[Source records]

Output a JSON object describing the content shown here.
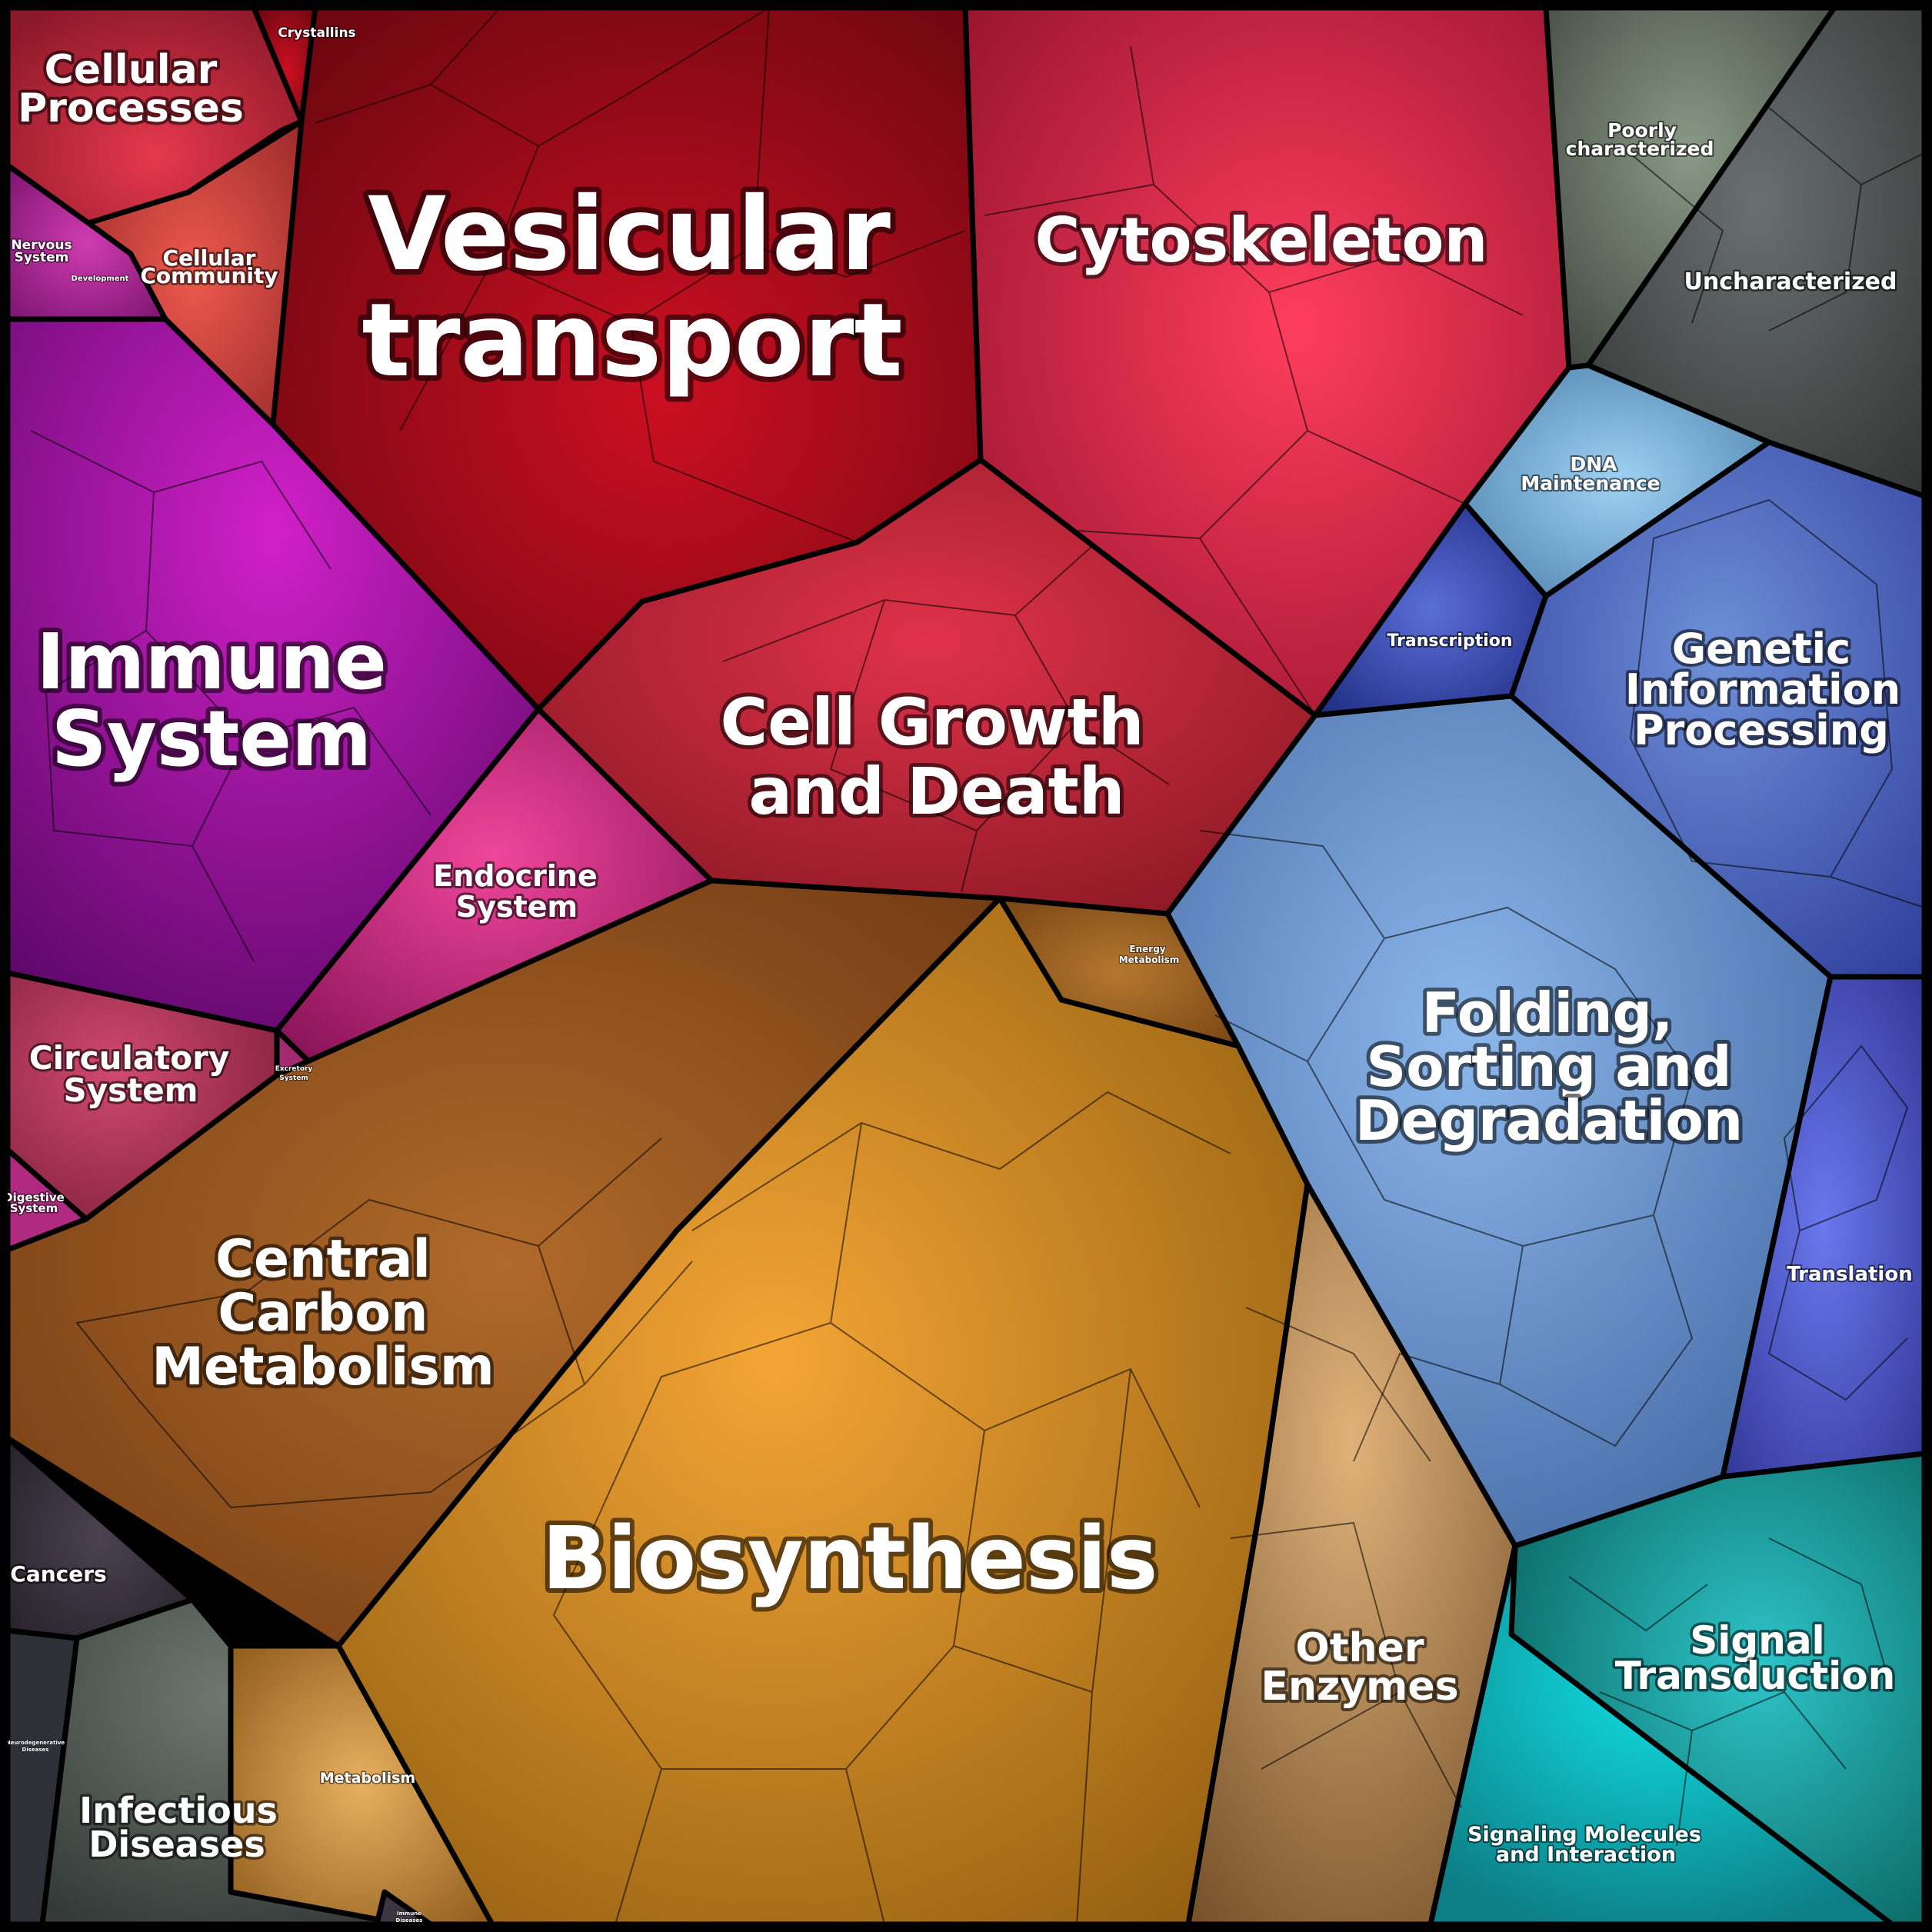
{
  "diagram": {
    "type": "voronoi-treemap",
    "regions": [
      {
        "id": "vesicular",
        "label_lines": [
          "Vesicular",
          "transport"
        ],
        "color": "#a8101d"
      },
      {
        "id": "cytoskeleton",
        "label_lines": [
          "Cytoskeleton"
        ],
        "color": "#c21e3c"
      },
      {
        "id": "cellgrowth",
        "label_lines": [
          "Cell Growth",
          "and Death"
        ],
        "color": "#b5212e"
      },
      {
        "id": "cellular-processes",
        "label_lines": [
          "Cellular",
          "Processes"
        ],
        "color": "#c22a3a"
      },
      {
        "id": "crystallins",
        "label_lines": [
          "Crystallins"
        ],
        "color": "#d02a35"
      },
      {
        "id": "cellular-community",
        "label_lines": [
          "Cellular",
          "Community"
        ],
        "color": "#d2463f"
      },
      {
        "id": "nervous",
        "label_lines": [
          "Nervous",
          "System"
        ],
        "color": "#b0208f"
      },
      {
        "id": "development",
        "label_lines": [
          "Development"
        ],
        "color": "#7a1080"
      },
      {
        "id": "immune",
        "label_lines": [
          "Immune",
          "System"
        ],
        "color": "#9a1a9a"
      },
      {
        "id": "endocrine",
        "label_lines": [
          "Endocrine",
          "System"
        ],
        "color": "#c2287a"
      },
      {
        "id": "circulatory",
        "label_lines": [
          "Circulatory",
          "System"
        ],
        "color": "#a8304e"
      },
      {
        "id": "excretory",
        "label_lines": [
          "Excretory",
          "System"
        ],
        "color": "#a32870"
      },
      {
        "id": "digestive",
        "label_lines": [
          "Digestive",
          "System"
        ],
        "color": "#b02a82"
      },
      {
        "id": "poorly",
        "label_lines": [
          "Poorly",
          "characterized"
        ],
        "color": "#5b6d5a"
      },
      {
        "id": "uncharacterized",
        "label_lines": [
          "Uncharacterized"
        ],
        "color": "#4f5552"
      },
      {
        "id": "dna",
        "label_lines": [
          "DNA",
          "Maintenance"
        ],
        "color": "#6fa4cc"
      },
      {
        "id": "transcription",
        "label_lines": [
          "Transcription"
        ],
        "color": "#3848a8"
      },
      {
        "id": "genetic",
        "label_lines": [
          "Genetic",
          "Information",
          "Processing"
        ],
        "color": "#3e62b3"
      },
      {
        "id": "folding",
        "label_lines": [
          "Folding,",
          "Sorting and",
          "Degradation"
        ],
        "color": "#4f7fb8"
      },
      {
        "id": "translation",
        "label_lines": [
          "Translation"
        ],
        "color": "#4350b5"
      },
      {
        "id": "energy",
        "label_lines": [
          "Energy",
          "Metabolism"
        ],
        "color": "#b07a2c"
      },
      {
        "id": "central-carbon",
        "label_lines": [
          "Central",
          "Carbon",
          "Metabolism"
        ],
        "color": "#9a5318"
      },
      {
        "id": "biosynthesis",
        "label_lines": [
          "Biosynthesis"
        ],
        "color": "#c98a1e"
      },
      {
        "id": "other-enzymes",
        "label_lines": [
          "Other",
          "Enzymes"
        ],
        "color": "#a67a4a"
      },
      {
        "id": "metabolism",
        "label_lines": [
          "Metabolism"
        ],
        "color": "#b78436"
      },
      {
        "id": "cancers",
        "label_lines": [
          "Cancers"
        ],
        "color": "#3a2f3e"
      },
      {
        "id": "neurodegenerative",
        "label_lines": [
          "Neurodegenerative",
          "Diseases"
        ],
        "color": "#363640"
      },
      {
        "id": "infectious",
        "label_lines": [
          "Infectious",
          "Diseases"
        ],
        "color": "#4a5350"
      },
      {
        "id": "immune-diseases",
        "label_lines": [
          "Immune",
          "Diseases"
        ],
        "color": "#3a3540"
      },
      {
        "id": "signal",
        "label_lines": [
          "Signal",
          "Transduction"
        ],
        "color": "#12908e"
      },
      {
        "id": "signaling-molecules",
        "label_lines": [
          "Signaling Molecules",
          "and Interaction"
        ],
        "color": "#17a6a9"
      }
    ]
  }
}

WHAT YOU NEED TO DO —
Copy the records exactly as they appear, excluding images.

EXERCISE SOLUTION —
Output a JSON object describing the content shown here.
{
  "diagram": {
    "type": "voronoi-treemap",
    "regions": [
      {
        "id": "vesicular",
        "label_lines": [
          "Vesicular",
          "transport"
        ],
        "color": "#a8101d"
      },
      {
        "id": "cytoskeleton",
        "label_lines": [
          "Cytoskeleton"
        ],
        "color": "#c21e3c"
      },
      {
        "id": "cellgrowth",
        "label_lines": [
          "Cell Growth",
          "and Death"
        ],
        "color": "#b5212e"
      },
      {
        "id": "cellular-processes",
        "label_lines": [
          "Cellular",
          "Processes"
        ],
        "color": "#c22a3a"
      },
      {
        "id": "crystallins",
        "label_lines": [
          "Crystallins"
        ],
        "color": "#d02a35"
      },
      {
        "id": "cellular-community",
        "label_lines": [
          "Cellular",
          "Community"
        ],
        "color": "#d2463f"
      },
      {
        "id": "nervous",
        "label_lines": [
          "Nervous",
          "System"
        ],
        "color": "#b0208f"
      },
      {
        "id": "development",
        "label_lines": [
          "Development"
        ],
        "color": "#7a1080"
      },
      {
        "id": "immune",
        "label_lines": [
          "Immune",
          "System"
        ],
        "color": "#9a1a9a"
      },
      {
        "id": "endocrine",
        "label_lines": [
          "Endocrine",
          "System"
        ],
        "color": "#c2287a"
      },
      {
        "id": "circulatory",
        "label_lines": [
          "Circulatory",
          "System"
        ],
        "color": "#a8304e"
      },
      {
        "id": "excretory",
        "label_lines": [
          "Excretory",
          "System"
        ],
        "color": "#a32870"
      },
      {
        "id": "digestive",
        "label_lines": [
          "Digestive",
          "System"
        ],
        "color": "#b02a82"
      },
      {
        "id": "poorly",
        "label_lines": [
          "Poorly",
          "characterized"
        ],
        "color": "#5b6d5a"
      },
      {
        "id": "uncharacterized",
        "label_lines": [
          "Uncharacterized"
        ],
        "color": "#4f5552"
      },
      {
        "id": "dna",
        "label_lines": [
          "DNA",
          "Maintenance"
        ],
        "color": "#6fa4cc"
      },
      {
        "id": "transcription",
        "label_lines": [
          "Transcription"
        ],
        "color": "#3848a8"
      },
      {
        "id": "genetic",
        "label_lines": [
          "Genetic",
          "Information",
          "Processing"
        ],
        "color": "#3e62b3"
      },
      {
        "id": "folding",
        "label_lines": [
          "Folding,",
          "Sorting and",
          "Degradation"
        ],
        "color": "#4f7fb8"
      },
      {
        "id": "translation",
        "label_lines": [
          "Translation"
        ],
        "color": "#4350b5"
      },
      {
        "id": "energy",
        "label_lines": [
          "Energy",
          "Metabolism"
        ],
        "color": "#b07a2c"
      },
      {
        "id": "central-carbon",
        "label_lines": [
          "Central",
          "Carbon",
          "Metabolism"
        ],
        "color": "#9a5318"
      },
      {
        "id": "biosynthesis",
        "label_lines": [
          "Biosynthesis"
        ],
        "color": "#c98a1e"
      },
      {
        "id": "other-enzymes",
        "label_lines": [
          "Other",
          "Enzymes"
        ],
        "color": "#a67a4a"
      },
      {
        "id": "metabolism",
        "label_lines": [
          "Metabolism"
        ],
        "color": "#b78436"
      },
      {
        "id": "cancers",
        "label_lines": [
          "Cancers"
        ],
        "color": "#3a2f3e"
      },
      {
        "id": "neurodegenerative",
        "label_lines": [
          "Neurodegenerative",
          "Diseases"
        ],
        "color": "#363640"
      },
      {
        "id": "infectious",
        "label_lines": [
          "Infectious",
          "Diseases"
        ],
        "color": "#4a5350"
      },
      {
        "id": "immune-diseases",
        "label_lines": [
          "Immune",
          "Diseases"
        ],
        "color": "#3a3540"
      },
      {
        "id": "signal",
        "label_lines": [
          "Signal",
          "Transduction"
        ],
        "color": "#12908e"
      },
      {
        "id": "signaling-molecules",
        "label_lines": [
          "Signaling Molecules",
          "and Interaction"
        ],
        "color": "#17a6a9"
      }
    ]
  }
}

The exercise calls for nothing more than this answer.